*DIRECTIONS FOR THIS TASK*:
Could you write out, word for word, the records from the line containing "What elements are" through the line containing "laptop-icon [75,136,115,166]", both ends included, and nothing more?

*RECORD EXTRACTS*:
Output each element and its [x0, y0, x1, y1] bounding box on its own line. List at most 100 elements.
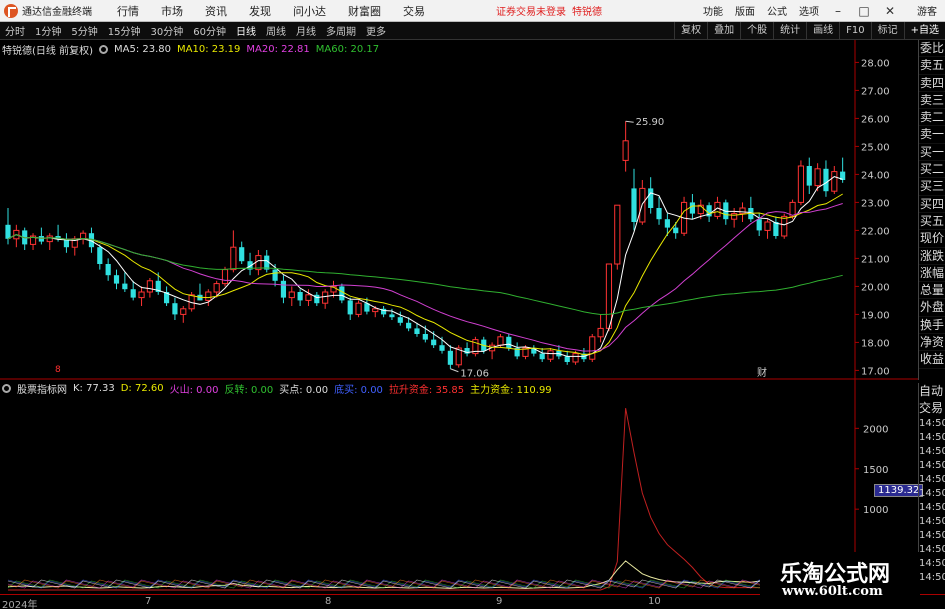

...

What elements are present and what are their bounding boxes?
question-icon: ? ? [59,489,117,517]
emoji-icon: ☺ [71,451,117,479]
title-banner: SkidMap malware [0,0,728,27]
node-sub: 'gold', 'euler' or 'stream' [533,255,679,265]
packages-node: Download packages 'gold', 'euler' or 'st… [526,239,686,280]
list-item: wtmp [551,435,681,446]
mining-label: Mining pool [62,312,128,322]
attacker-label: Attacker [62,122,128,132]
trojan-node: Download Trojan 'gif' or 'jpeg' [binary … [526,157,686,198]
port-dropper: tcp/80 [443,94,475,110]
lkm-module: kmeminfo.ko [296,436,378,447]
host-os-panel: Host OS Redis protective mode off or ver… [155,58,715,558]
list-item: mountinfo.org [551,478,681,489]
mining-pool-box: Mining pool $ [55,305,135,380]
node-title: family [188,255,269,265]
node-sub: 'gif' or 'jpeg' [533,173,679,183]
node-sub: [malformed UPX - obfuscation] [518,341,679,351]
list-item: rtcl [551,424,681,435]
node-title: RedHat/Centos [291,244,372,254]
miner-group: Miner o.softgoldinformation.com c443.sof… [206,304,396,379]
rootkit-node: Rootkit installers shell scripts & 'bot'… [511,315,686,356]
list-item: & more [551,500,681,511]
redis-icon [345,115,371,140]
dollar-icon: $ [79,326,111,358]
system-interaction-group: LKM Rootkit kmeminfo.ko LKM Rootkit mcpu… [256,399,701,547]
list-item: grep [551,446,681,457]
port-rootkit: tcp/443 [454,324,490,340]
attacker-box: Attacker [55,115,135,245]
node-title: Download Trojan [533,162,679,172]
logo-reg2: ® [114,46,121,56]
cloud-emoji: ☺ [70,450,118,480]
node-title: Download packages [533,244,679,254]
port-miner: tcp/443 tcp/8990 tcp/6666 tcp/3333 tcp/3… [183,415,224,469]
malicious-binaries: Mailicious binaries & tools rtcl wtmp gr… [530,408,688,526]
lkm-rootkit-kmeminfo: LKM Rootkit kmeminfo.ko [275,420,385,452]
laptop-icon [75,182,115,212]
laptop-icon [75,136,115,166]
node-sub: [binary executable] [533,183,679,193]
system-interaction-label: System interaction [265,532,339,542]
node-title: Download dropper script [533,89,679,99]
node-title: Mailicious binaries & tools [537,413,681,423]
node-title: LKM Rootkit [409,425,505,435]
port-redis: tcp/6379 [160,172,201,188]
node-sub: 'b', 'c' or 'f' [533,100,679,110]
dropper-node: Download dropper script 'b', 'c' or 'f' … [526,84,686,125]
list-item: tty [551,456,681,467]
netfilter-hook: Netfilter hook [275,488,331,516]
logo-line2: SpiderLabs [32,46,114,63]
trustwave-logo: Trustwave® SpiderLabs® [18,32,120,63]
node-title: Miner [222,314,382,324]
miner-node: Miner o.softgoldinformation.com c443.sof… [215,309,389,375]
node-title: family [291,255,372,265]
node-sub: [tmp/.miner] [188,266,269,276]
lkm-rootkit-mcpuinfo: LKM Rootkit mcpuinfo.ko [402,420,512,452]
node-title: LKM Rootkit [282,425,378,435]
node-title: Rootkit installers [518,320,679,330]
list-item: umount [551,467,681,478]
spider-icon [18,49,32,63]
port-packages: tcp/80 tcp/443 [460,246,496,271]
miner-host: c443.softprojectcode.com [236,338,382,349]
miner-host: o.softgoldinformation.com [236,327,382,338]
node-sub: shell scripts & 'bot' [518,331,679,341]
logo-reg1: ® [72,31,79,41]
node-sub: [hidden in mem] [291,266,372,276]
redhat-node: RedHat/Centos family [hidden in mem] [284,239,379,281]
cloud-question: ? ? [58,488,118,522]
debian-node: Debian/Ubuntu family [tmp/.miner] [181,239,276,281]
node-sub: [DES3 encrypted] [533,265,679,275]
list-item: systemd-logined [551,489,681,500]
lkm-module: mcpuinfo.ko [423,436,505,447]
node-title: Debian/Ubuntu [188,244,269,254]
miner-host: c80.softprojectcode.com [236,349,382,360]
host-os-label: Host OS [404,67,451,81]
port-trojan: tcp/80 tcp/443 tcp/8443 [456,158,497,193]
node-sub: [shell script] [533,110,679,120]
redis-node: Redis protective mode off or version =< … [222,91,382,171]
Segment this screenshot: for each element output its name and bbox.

==

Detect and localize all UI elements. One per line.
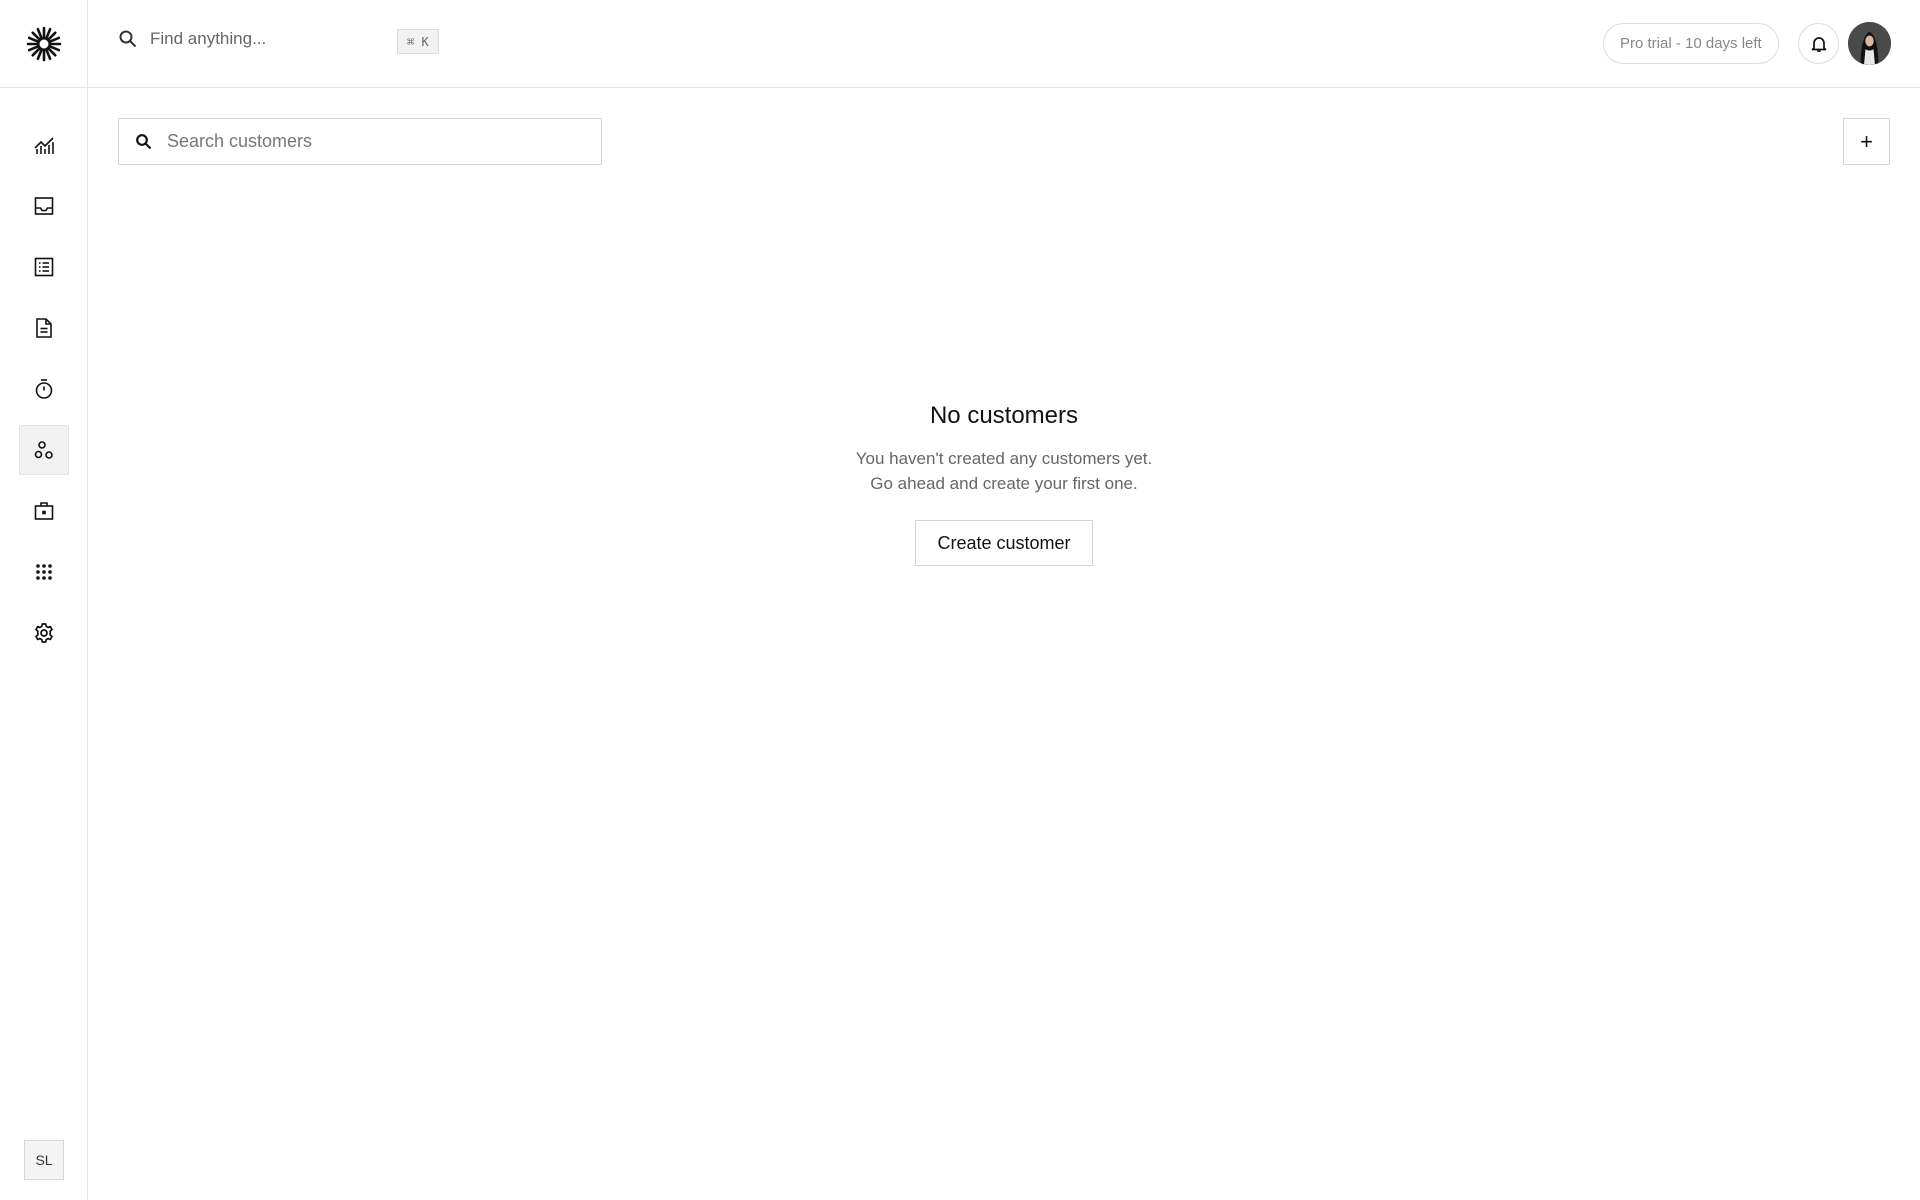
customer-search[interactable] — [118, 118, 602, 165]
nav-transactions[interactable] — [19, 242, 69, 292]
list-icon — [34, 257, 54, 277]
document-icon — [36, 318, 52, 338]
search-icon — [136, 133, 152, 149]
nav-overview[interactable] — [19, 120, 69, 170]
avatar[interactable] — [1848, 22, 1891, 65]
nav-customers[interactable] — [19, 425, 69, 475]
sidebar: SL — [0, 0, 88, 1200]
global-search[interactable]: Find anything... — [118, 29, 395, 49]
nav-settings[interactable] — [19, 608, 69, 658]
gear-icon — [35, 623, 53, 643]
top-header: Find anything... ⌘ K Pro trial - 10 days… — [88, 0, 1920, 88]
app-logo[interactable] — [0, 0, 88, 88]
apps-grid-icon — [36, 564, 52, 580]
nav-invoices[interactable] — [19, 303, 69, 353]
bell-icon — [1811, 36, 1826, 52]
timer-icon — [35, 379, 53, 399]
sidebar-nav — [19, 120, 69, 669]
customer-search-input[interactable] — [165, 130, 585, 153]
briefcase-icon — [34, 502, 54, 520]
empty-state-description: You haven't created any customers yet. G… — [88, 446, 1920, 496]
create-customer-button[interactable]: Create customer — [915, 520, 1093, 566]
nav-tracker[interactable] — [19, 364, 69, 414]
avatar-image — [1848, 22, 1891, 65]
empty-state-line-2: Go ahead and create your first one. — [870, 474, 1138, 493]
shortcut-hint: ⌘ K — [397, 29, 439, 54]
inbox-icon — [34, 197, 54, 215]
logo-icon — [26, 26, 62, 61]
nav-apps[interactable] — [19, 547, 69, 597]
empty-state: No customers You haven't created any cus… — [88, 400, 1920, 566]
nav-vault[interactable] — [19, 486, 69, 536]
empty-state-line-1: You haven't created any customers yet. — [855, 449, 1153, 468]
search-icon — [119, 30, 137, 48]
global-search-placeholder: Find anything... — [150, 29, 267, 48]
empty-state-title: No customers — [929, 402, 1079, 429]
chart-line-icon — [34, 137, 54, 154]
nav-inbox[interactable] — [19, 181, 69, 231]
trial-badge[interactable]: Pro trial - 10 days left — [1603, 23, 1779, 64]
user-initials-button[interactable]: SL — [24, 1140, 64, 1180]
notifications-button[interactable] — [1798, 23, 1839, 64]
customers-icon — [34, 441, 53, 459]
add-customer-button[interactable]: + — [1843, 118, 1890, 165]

*EXPECTED ANSWER*:
What elements are present and what are their bounding boxes?
question-icon: ? ? [59,489,117,517]
emoji-icon: ☺ [71,451,117,479]
title-banner: SkidMap malware [0,0,728,27]
node-sub: 'gold', 'euler' or 'stream' [533,255,679,265]
packages-node: Download packages 'gold', 'euler' or 'st… [526,239,686,280]
list-item: wtmp [551,435,681,446]
mining-label: Mining pool [62,312,128,322]
attacker-label: Attacker [62,122,128,132]
trojan-node: Download Trojan 'gif' or 'jpeg' [binary … [526,157,686,198]
port-dropper: tcp/80 [443,94,475,110]
lkm-module: kmeminfo.ko [296,436,378,447]
host-os-panel: Host OS Redis protective mode off or ver… [155,58,715,558]
list-item: mountinfo.org [551,478,681,489]
mining-pool-box: Mining pool $ [55,305,135,380]
node-title: family [188,255,269,265]
node-sub: 'gif' or 'jpeg' [533,173,679,183]
node-sub: [malformed UPX - obfuscation] [518,341,679,351]
list-item: rtcl [551,424,681,435]
node-title: RedHat/Centos [291,244,372,254]
miner-group: Miner o.softgoldinformation.com c443.sof… [206,304,396,379]
rootkit-node: Rootkit installers shell scripts & 'bot'… [511,315,686,356]
list-item: & more [551,500,681,511]
redis-icon [345,115,371,140]
dollar-icon: $ [79,326,111,358]
system-interaction-group: LKM Rootkit kmeminfo.ko LKM Rootkit mcpu… [256,399,701,547]
list-item: grep [551,446,681,457]
port-rootkit: tcp/443 [454,324,490,340]
attacker-box: Attacker [55,115,135,245]
node-title: Download Trojan [533,162,679,172]
logo-reg2: ® [114,46,121,56]
cloud-emoji: ☺ [70,450,118,480]
node-title: Download packages [533,244,679,254]
port-miner: tcp/443 tcp/8990 tcp/6666 tcp/3333 tcp/3… [183,415,224,469]
malicious-binaries: Mailicious binaries & tools rtcl wtmp gr… [530,408,688,526]
lkm-rootkit-kmeminfo: LKM Rootkit kmeminfo.ko [275,420,385,452]
laptop-icon [75,182,115,212]
laptop-icon [75,136,115,166]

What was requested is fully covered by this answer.